**Work instructions**
Every entry below should be transcribed exactly; pictures stay out of the copy.

Dataset rows:
◆ ◆ ◆

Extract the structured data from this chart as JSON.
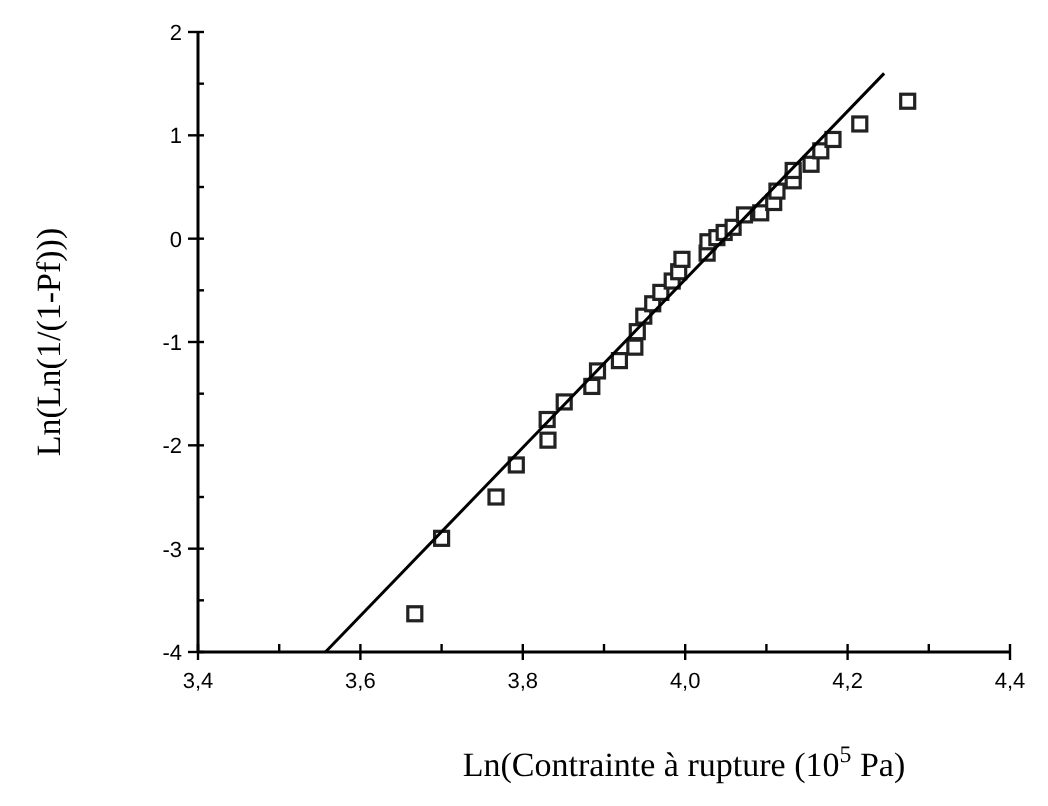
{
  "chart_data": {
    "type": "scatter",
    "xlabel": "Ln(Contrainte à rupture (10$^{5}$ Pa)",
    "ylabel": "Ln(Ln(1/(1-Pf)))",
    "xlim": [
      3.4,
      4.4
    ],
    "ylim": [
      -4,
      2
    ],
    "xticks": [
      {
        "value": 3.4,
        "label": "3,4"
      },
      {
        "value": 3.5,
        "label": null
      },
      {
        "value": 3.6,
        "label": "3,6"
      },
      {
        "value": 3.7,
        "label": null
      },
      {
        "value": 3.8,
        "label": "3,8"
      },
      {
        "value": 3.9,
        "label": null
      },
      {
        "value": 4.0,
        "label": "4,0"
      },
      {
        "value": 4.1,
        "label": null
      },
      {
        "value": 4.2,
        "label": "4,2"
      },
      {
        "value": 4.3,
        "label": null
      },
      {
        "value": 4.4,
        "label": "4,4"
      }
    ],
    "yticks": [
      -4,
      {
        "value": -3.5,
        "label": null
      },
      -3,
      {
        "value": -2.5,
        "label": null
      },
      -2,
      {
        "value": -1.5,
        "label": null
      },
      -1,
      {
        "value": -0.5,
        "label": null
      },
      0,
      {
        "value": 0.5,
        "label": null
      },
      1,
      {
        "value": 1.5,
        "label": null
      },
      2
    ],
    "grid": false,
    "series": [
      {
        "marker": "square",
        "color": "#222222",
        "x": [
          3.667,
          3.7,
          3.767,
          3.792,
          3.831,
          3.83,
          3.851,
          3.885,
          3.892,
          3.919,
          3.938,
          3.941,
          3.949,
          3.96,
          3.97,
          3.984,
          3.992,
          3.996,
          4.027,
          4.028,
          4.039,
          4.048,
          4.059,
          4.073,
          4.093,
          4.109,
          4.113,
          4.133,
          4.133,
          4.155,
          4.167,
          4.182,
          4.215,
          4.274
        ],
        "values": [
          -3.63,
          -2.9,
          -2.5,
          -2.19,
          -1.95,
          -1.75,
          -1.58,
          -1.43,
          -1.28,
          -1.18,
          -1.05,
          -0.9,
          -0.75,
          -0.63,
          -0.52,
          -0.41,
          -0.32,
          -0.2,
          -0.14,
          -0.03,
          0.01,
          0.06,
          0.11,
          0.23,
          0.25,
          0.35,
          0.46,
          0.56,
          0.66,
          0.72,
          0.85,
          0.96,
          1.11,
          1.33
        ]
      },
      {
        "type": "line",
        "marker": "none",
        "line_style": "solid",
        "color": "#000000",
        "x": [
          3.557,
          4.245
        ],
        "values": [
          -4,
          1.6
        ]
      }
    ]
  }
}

◆ ◆ ◆

**Reply to the task**
Extract the structured data from this chart as JSON.
{
  "chart_data": {
    "type": "scatter",
    "xlabel": "Ln(Contrainte à rupture (10$^{5}$ Pa)",
    "ylabel": "Ln(Ln(1/(1-Pf)))",
    "xlim": [
      3.4,
      4.4
    ],
    "ylim": [
      -4,
      2
    ],
    "xticks": [
      {
        "value": 3.4,
        "label": "3,4"
      },
      {
        "value": 3.5,
        "label": null
      },
      {
        "value": 3.6,
        "label": "3,6"
      },
      {
        "value": 3.7,
        "label": null
      },
      {
        "value": 3.8,
        "label": "3,8"
      },
      {
        "value": 3.9,
        "label": null
      },
      {
        "value": 4.0,
        "label": "4,0"
      },
      {
        "value": 4.1,
        "label": null
      },
      {
        "value": 4.2,
        "label": "4,2"
      },
      {
        "value": 4.3,
        "label": null
      },
      {
        "value": 4.4,
        "label": "4,4"
      }
    ],
    "yticks": [
      -4,
      {
        "value": -3.5,
        "label": null
      },
      -3,
      {
        "value": -2.5,
        "label": null
      },
      -2,
      {
        "value": -1.5,
        "label": null
      },
      -1,
      {
        "value": -0.5,
        "label": null
      },
      0,
      {
        "value": 0.5,
        "label": null
      },
      1,
      {
        "value": 1.5,
        "label": null
      },
      2
    ],
    "grid": false,
    "series": [
      {
        "marker": "square",
        "color": "#222222",
        "x": [
          3.667,
          3.7,
          3.767,
          3.792,
          3.831,
          3.83,
          3.851,
          3.885,
          3.892,
          3.919,
          3.938,
          3.941,
          3.949,
          3.96,
          3.97,
          3.984,
          3.992,
          3.996,
          4.027,
          4.028,
          4.039,
          4.048,
          4.059,
          4.073,
          4.093,
          4.109,
          4.113,
          4.133,
          4.133,
          4.155,
          4.167,
          4.182,
          4.215,
          4.274
        ],
        "values": [
          -3.63,
          -2.9,
          -2.5,
          -2.19,
          -1.95,
          -1.75,
          -1.58,
          -1.43,
          -1.28,
          -1.18,
          -1.05,
          -0.9,
          -0.75,
          -0.63,
          -0.52,
          -0.41,
          -0.32,
          -0.2,
          -0.14,
          -0.03,
          0.01,
          0.06,
          0.11,
          0.23,
          0.25,
          0.35,
          0.46,
          0.56,
          0.66,
          0.72,
          0.85,
          0.96,
          1.11,
          1.33
        ]
      },
      {
        "type": "line",
        "marker": "none",
        "line_style": "solid",
        "color": "#000000",
        "x": [
          3.557,
          4.245
        ],
        "values": [
          -4,
          1.6
        ]
      }
    ]
  }
}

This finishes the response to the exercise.